**Exercise description**
Reproduce the records below in full and without edits, omitting images.

|---|

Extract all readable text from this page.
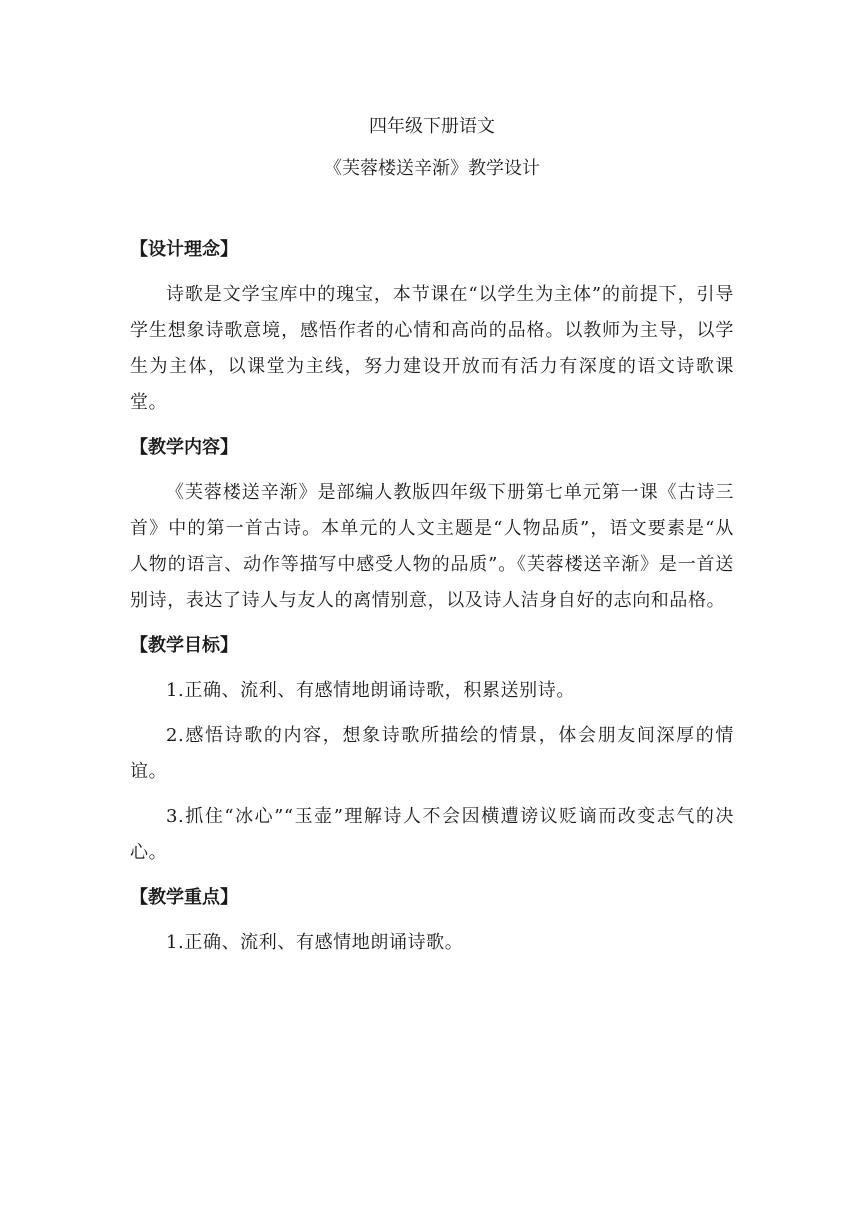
四年级下册语文

《芙蓉楼送辛渐》教学设计

【设计理念】

诗歌是文学宝库中的瑰宝，本节课在“以学生为主体”的前提下，引导学生想象诗歌意境，感悟作者的心情和高尚的品格。以教师为主导，以学生为主体，以课堂为主线，努力建设开放而有活力有深度的语文诗歌课堂。

【教学内容】

《芙蓉楼送辛渐》是部编人教版四年级下册第七单元第一课《古诗三首》中的第一首古诗。本单元的人文主题是“人物品质”，语文要素是“从人物的语言、动作等描写中感受人物的品质”。《芙蓉楼送辛渐》是一首送别诗，表达了诗人与友人的离情别意，以及诗人洁身自好的志向和品格。

【教学目标】

1.正确、流利、有感情地朗诵诗歌，积累送别诗。

2.感悟诗歌的内容，想象诗歌所描绘的情景，体会朋友间深厚的情谊。

3.抓住“冰心”“玉壶”理解诗人不会因横遭谤议贬谪而改变志气的决心。

【教学重点】

1.正确、流利、有感情地朗诵诗歌。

|---|

**Answer to the problem**
Extract all readable text from this page.
四年级下册语文

《芙蓉楼送辛渐》教学设计

【设计理念】

诗歌是文学宝库中的瑰宝，本节课在“以学生为主体”的前提下，引导学生想象诗歌意境，感悟作者的心情和高尚的品格。以教师为主导，以学生为主体，以课堂为主线，努力建设开放而有活力有深度的语文诗歌课堂。

【教学内容】

《芙蓉楼送辛渐》是部编人教版四年级下册第七单元第一课《古诗三首》中的第一首古诗。本单元的人文主题是“人物品质”，语文要素是“从人物的语言、动作等描写中感受人物的品质”。《芙蓉楼送辛渐》是一首送别诗，表达了诗人与友人的离情别意，以及诗人洁身自好的志向和品格。

【教学目标】

1.正确、流利、有感情地朗诵诗歌，积累送别诗。

2.感悟诗歌的内容，想象诗歌所描绘的情景，体会朋友间深厚的情谊。

3.抓住“冰心”“玉壶”理解诗人不会因横遭谤议贬谪而改变志气的决心。

【教学重点】

1.正确、流利、有感情地朗诵诗歌。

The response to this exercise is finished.